Take all the material and copy it exactly.
◆ ◆ ◆ ◆ ◆
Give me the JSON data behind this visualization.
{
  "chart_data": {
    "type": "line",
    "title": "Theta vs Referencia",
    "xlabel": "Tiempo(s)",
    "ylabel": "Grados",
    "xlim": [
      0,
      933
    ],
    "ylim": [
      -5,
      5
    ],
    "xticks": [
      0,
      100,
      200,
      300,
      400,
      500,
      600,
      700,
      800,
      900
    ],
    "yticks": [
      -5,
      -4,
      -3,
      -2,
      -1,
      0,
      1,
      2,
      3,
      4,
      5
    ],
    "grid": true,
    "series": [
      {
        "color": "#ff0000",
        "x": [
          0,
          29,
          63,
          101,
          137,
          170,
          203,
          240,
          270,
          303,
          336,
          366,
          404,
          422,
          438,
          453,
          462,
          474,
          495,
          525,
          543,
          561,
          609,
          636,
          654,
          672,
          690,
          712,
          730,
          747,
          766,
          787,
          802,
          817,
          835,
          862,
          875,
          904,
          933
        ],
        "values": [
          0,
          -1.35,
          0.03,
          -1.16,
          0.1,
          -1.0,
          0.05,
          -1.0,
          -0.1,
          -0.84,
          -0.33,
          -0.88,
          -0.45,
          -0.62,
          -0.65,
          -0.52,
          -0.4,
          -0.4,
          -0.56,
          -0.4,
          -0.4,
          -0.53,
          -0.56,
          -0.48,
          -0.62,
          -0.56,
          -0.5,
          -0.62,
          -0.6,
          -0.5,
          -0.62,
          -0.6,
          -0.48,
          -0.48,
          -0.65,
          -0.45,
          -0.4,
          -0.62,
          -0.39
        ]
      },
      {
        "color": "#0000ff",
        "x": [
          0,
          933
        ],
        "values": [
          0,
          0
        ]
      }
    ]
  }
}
◆ ◆ ◆ ◆ ◆
→ **Response**:
Give me the JSON data behind this visualization.
{
  "chart_data": {
    "type": "line",
    "title": "Theta vs Referencia",
    "xlabel": "Tiempo(s)",
    "ylabel": "Grados",
    "xlim": [
      0,
      933
    ],
    "ylim": [
      -5,
      5
    ],
    "xticks": [
      0,
      100,
      200,
      300,
      400,
      500,
      600,
      700,
      800,
      900
    ],
    "yticks": [
      -5,
      -4,
      -3,
      -2,
      -1,
      0,
      1,
      2,
      3,
      4,
      5
    ],
    "grid": true,
    "series": [
      {
        "color": "#ff0000",
        "x": [
          0,
          29,
          63,
          101,
          137,
          170,
          203,
          240,
          270,
          303,
          336,
          366,
          404,
          422,
          438,
          453,
          462,
          474,
          495,
          525,
          543,
          561,
          609,
          636,
          654,
          672,
          690,
          712,
          730,
          747,
          766,
          787,
          802,
          817,
          835,
          862,
          875,
          904,
          933
        ],
        "values": [
          0,
          -1.35,
          0.03,
          -1.16,
          0.1,
          -1.0,
          0.05,
          -1.0,
          -0.1,
          -0.84,
          -0.33,
          -0.88,
          -0.45,
          -0.62,
          -0.65,
          -0.52,
          -0.4,
          -0.4,
          -0.56,
          -0.4,
          -0.4,
          -0.53,
          -0.56,
          -0.48,
          -0.62,
          -0.56,
          -0.5,
          -0.62,
          -0.6,
          -0.5,
          -0.62,
          -0.6,
          -0.48,
          -0.48,
          -0.65,
          -0.45,
          -0.4,
          -0.62,
          -0.39
        ]
      },
      {
        "color": "#0000ff",
        "x": [
          0,
          933
        ],
        "values": [
          0,
          0
        ]
      }
    ]
  }
}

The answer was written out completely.